_What is needed_. Extract each line where the string "partivano" shows up.
begin Entries
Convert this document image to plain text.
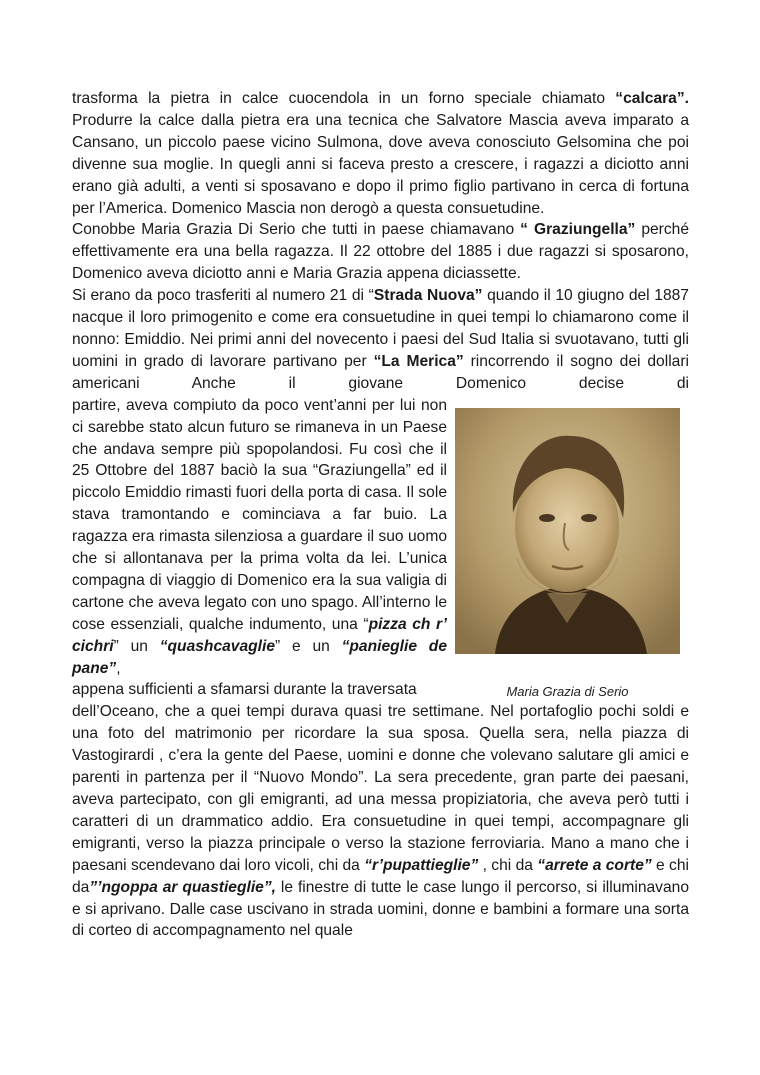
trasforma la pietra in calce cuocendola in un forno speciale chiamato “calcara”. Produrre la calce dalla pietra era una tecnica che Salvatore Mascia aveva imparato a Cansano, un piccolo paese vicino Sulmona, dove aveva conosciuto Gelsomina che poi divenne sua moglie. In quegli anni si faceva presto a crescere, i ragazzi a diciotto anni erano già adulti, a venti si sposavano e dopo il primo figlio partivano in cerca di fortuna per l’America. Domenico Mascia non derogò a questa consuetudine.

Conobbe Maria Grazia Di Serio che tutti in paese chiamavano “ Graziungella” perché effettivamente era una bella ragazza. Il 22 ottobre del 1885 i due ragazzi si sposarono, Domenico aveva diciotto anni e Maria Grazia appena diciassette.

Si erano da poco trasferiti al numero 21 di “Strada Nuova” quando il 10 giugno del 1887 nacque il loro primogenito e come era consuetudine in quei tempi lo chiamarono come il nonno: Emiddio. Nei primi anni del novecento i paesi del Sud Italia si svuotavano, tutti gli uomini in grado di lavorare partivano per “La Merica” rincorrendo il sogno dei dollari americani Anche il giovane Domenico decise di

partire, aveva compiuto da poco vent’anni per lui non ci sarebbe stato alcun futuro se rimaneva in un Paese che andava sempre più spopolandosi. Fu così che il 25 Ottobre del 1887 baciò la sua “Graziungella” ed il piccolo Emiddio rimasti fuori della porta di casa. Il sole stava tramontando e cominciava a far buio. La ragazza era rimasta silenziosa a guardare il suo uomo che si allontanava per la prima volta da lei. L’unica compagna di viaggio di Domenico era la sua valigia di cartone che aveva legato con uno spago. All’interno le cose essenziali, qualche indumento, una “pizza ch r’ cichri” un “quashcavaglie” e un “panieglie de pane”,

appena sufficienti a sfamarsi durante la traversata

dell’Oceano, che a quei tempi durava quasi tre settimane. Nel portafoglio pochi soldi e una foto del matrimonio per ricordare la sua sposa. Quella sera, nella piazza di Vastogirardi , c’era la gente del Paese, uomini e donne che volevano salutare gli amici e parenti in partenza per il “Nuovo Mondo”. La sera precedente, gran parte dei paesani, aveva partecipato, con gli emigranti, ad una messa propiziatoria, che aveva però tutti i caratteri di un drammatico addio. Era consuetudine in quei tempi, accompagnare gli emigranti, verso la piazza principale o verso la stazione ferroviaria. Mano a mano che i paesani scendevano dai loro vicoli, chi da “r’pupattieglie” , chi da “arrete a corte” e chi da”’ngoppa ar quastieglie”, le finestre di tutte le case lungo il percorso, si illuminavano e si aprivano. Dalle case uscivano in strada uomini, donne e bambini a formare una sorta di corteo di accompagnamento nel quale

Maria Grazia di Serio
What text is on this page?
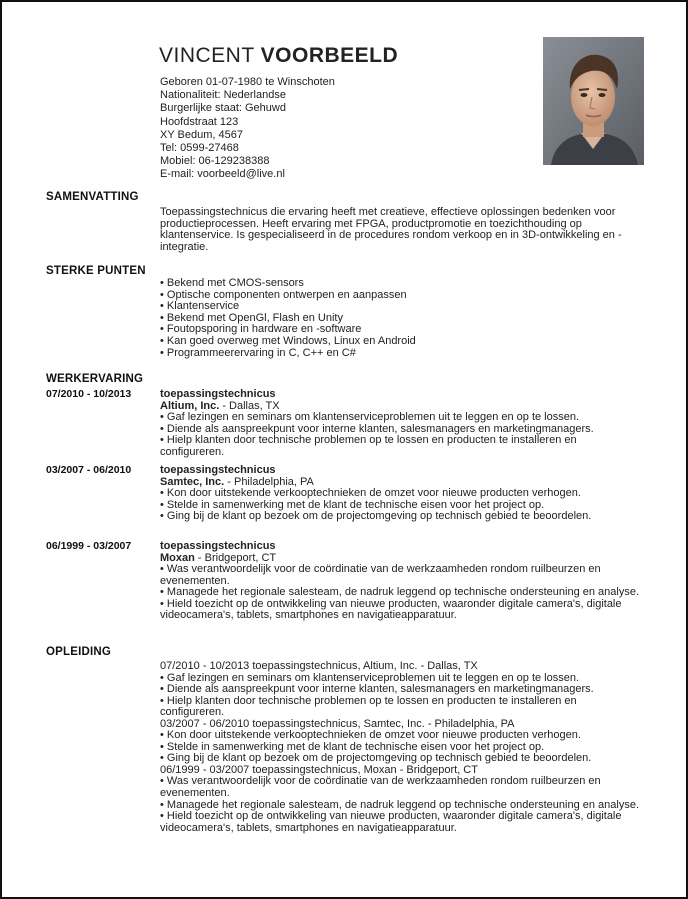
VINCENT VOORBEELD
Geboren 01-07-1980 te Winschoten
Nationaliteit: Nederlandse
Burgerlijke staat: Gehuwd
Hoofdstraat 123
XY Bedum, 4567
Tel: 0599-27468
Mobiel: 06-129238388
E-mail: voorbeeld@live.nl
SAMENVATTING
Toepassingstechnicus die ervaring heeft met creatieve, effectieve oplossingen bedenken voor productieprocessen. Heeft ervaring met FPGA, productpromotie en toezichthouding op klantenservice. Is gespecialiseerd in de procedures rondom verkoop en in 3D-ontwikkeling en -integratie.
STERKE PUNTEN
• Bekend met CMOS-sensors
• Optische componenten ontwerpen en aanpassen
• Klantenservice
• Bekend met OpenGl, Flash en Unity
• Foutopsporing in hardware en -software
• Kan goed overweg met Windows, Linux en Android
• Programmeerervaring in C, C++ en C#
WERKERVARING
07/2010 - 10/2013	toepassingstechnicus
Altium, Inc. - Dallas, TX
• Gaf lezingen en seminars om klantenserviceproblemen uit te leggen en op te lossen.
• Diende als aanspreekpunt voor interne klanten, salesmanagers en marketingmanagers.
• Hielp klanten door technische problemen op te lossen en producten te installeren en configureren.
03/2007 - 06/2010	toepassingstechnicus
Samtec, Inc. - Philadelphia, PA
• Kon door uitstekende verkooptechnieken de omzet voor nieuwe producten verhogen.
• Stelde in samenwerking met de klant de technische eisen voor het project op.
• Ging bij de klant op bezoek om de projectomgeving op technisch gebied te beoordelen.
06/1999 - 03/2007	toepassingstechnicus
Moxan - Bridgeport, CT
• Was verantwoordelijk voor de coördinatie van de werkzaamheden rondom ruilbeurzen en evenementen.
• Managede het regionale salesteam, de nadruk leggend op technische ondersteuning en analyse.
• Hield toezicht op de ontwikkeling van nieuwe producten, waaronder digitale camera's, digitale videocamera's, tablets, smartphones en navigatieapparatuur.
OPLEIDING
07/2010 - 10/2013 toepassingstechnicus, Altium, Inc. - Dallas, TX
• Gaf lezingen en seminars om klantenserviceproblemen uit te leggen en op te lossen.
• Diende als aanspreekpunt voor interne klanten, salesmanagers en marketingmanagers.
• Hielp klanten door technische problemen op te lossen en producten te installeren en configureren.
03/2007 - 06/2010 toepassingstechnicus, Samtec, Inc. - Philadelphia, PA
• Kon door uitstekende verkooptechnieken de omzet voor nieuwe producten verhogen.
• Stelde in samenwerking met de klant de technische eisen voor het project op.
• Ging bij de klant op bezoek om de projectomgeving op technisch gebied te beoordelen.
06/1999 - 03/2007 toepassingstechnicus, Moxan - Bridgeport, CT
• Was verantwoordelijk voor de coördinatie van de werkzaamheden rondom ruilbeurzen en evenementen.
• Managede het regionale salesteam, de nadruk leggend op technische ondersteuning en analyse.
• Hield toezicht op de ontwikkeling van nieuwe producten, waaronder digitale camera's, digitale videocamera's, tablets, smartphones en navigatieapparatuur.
end Entries
_Exercise output_.
trasforma la pietra in calce cuocendola in un forno speciale chiamato “calcara”. Produrre la calce dalla pietra era una tecnica che Salvatore Mascia aveva imparato a Cansano, un piccolo paese vicino Sulmona, dove aveva conosciuto Gelsomina che poi divenne sua moglie. In quegli anni si faceva presto a crescere, i ragazzi a diciotto anni erano già adulti, a venti si sposavano e dopo il primo figlio partivano in cerca di fortuna per l’America. Domenico Mascia non derogò a questa consuetudine.
Si erano da poco trasferiti al numero 21 di “Strada Nuova” quando il 10 giugno del 1887 nacque il loro primogenito e come era consuetudine in quei tempi lo chiamarono come il nonno: Emiddio. Nei primi anni del novecento i paesi del Sud Italia si svuotavano, tutti gli uomini in grado di lavorare partivano per “La Merica” rincorrendo il sogno dei dollari americani Anche il giovane Domenico decise di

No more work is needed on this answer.